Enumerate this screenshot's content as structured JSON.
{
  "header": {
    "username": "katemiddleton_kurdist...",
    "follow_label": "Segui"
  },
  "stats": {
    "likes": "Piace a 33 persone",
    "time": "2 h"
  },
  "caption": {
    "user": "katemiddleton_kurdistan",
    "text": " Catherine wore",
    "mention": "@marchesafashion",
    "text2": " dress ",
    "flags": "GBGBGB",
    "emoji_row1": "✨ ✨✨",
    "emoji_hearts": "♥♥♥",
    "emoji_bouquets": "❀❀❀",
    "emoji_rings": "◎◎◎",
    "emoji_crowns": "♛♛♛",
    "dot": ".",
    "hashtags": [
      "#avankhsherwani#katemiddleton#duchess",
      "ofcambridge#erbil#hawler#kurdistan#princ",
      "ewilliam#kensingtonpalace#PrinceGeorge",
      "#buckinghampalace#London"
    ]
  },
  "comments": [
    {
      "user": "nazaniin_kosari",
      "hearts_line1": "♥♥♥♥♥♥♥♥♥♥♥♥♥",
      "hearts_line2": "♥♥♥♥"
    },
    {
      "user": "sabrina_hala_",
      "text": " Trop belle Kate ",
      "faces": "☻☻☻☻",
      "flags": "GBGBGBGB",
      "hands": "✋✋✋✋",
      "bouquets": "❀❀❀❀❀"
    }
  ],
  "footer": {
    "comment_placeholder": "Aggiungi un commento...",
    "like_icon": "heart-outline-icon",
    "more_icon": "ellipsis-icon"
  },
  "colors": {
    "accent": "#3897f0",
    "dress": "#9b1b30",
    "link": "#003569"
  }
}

▶ _WRITTEN TASK_: Report every line containing the word "icon" from the listing above.

▶ _ANSWER_:
    "like_icon": "heart-outline-icon",
    "more_icon": "ellipsis-icon"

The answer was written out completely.